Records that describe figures

------

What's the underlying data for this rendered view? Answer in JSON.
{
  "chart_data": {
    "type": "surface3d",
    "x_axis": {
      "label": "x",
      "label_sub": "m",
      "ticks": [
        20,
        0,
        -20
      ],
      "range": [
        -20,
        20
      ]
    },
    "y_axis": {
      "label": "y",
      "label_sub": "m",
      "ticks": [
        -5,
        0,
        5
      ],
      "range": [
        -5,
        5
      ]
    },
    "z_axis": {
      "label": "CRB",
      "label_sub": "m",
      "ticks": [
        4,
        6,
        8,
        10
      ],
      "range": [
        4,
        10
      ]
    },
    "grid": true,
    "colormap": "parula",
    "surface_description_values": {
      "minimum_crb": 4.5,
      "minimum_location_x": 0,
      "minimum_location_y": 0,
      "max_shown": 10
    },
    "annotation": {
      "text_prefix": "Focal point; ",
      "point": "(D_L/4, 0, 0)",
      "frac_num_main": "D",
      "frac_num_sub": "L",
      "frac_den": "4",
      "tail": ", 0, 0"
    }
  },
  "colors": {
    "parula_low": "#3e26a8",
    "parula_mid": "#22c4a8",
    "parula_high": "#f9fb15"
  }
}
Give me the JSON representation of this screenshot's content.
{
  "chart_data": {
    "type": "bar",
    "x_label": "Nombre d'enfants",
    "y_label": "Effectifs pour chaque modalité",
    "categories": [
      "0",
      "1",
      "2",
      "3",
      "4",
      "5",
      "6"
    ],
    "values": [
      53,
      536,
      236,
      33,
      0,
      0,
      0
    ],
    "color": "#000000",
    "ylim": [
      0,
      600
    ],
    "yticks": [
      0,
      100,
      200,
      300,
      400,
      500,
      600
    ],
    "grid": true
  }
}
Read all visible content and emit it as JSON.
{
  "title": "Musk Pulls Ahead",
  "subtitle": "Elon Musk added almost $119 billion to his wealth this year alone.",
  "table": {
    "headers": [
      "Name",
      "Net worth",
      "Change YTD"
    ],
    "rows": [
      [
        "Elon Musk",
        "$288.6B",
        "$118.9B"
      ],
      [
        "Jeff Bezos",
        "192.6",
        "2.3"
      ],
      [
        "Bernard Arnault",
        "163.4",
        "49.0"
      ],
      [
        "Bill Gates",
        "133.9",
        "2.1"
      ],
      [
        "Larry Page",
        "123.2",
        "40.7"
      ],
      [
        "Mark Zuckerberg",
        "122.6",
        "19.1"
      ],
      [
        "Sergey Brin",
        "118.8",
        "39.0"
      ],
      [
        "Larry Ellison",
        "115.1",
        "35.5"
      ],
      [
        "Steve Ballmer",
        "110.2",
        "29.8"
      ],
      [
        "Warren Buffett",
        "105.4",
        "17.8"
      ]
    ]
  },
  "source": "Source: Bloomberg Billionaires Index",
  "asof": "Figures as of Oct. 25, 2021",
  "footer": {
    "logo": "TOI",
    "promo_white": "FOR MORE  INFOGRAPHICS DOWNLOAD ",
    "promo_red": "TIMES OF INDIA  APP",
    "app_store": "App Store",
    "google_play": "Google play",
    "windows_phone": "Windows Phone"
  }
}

------

_PROBLEM TO WORK ON_
Retype nothing except the lines from the line holding "Read all visible content and emit it as JSON." through the last line of the entries, both included.

_OUTPUT FOR THIS TASK_
Read all visible content and emit it as JSON.
{
  "title": "Musk Pulls Ahead",
  "subtitle": "Elon Musk added almost $119 billion to his wealth this year alone.",
  "table": {
    "headers": [
      "Name",
      "Net worth",
      "Change YTD"
    ],
    "rows": [
      [
        "Elon Musk",
        "$288.6B",
        "$118.9B"
      ],
      [
        "Jeff Bezos",
        "192.6",
        "2.3"
      ],
      [
        "Bernard Arnault",
        "163.4",
        "49.0"
      ],
      [
        "Bill Gates",
        "133.9",
        "2.1"
      ],
      [
        "Larry Page",
        "123.2",
        "40.7"
      ],
      [
        "Mark Zuckerberg",
        "122.6",
        "19.1"
      ],
      [
        "Sergey Brin",
        "118.8",
        "39.0"
      ],
      [
        "Larry Ellison",
        "115.1",
        "35.5"
      ],
      [
        "Steve Ballmer",
        "110.2",
        "29.8"
      ],
      [
        "Warren Buffett",
        "105.4",
        "17.8"
      ]
    ]
  },
  "source": "Source: Bloomberg Billionaires Index",
  "asof": "Figures as of Oct. 25, 2021",
  "footer": {
    "logo": "TOI",
    "promo_white": "FOR MORE  INFOGRAPHICS DOWNLOAD ",
    "promo_red": "TIMES OF INDIA  APP",
    "app_store": "App Store",
    "google_play": "Google play",
    "windows_phone": "Windows Phone"
  }
}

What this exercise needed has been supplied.